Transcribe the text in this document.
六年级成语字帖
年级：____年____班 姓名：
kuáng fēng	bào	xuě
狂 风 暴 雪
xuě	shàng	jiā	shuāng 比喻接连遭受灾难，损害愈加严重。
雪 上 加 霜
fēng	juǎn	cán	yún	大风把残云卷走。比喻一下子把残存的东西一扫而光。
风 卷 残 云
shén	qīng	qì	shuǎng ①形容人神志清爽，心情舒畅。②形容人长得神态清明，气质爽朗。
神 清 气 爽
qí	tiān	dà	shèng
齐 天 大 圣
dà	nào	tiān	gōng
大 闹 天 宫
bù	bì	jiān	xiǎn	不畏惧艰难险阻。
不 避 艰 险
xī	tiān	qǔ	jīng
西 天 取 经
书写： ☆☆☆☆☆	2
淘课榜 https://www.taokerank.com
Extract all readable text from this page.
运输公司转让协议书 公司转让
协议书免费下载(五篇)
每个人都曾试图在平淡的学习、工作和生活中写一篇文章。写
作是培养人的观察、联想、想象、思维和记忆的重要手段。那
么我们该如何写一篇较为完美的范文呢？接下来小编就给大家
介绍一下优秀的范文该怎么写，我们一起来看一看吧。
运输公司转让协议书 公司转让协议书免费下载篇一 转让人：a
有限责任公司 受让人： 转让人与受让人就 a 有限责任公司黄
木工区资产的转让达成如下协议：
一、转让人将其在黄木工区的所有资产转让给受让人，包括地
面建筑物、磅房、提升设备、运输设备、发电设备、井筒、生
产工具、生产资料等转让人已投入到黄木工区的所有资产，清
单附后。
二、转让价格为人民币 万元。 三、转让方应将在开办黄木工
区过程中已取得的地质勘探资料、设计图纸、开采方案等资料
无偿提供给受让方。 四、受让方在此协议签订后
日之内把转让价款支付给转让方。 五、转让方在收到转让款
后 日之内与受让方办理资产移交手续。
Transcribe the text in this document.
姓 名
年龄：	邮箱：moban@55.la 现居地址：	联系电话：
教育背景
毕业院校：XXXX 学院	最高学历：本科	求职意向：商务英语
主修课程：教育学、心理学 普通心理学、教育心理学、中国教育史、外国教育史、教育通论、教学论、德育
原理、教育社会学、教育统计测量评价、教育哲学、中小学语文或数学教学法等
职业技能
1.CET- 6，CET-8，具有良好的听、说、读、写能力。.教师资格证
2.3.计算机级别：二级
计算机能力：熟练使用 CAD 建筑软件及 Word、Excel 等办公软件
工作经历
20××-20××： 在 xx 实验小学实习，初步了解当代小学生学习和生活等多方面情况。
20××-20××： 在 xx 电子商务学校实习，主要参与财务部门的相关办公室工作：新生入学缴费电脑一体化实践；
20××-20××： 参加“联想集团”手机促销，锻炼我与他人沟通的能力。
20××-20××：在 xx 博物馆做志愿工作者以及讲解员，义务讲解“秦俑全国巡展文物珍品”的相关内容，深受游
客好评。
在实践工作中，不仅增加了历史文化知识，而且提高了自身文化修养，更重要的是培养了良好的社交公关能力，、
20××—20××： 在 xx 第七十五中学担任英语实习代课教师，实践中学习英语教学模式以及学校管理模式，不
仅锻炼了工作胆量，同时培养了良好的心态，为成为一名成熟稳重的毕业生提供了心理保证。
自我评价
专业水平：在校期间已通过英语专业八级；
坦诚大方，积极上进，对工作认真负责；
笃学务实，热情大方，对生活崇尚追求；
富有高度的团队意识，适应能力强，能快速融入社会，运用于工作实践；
·····
Your task is to repeat each line of the material exactly.

Transcribe the text in this document.
六年级成语字帖
年级：____年____班 姓名：
kuáng fēng	bào	xuě
狂 风 暴 雪
xuě	shàng	jiā	shuāng 比喻接连遭受灾难，损害愈加严重。
雪 上 加 霜
fēng	juǎn	cán	yún	大风把残云卷走。比喻一下子把残存的东西一扫而光。
风 卷 残 云
shén	qīng	qì	shuǎng ①形容人神志清爽，心情舒畅。②形容人长得神态清明，气质爽朗。
神 清 气 爽
qí	tiān	dà	shèng
齐 天 大 圣
dà	nào	tiān	gōng
大 闹 天 宫
bù	bì	jiān	xiǎn	不畏惧艰难险阻。
不 避 艰 险
xī	tiān	qǔ	jīng
西 天 取 经
书写： ☆☆☆☆☆	2
淘课榜 https://www.taokerank.com
Extract all readable text from this page.
运输公司转让协议书 公司转让
协议书免费下载(五篇)
每个人都曾试图在平淡的学习、工作和生活中写一篇文章。写
作是培养人的观察、联想、想象、思维和记忆的重要手段。那
么我们该如何写一篇较为完美的范文呢？接下来小编就给大家
介绍一下优秀的范文该怎么写，我们一起来看一看吧。
运输公司转让协议书 公司转让协议书免费下载篇一 转让人：a
有限责任公司 受让人： 转让人与受让人就 a 有限责任公司黄
木工区资产的转让达成如下协议：
一、转让人将其在黄木工区的所有资产转让给受让人，包括地
面建筑物、磅房、提升设备、运输设备、发电设备、井筒、生
产工具、生产资料等转让人已投入到黄木工区的所有资产，清
单附后。
二、转让价格为人民币 万元。 三、转让方应将在开办黄木工
区过程中已取得的地质勘探资料、设计图纸、开采方案等资料
无偿提供给受让方。 四、受让方在此协议签订后
日之内把转让价款支付给转让方。 五、转让方在收到转让款
后 日之内与受让方办理资产移交手续。
Transcribe the text in this document.
姓 名
年龄：	邮箱：moban@55.la 现居地址：	联系电话：
教育背景
毕业院校：XXXX 学院	最高学历：本科	求职意向：商务英语
主修课程：教育学、心理学 普通心理学、教育心理学、中国教育史、外国教育史、教育通论、教学论、德育
原理、教育社会学、教育统计测量评价、教育哲学、中小学语文或数学教学法等
职业技能
1.CET- 6，CET-8，具有良好的听、说、读、写能力。.教师资格证
2.3.计算机级别：二级
计算机能力：熟练使用 CAD 建筑软件及 Word、Excel 等办公软件
工作经历
20××-20××： 在 xx 实验小学实习，初步了解当代小学生学习和生活等多方面情况。
20××-20××： 在 xx 电子商务学校实习，主要参与财务部门的相关办公室工作：新生入学缴费电脑一体化实践；
20××-20××： 参加“联想集团”手机促销，锻炼我与他人沟通的能力。
20××-20××：在 xx 博物馆做志愿工作者以及讲解员，义务讲解“秦俑全国巡展文物珍品”的相关内容，深受游
客好评。
在实践工作中，不仅增加了历史文化知识，而且提高了自身文化修养，更重要的是培养了良好的社交公关能力，、
20××—20××： 在 xx 第七十五中学担任英语实习代课教师，实践中学习英语教学模式以及学校管理模式，不
仅锻炼了工作胆量，同时培养了良好的心态，为成为一名成熟稳重的毕业生提供了心理保证。
自我评价
专业水平：在校期间已通过英语专业八级；
坦诚大方，积极上进，对工作认真负责；
笃学务实，热情大方，对生活崇尚追求；
富有高度的团队意识，适应能力强，能快速融入社会，运用于工作实践；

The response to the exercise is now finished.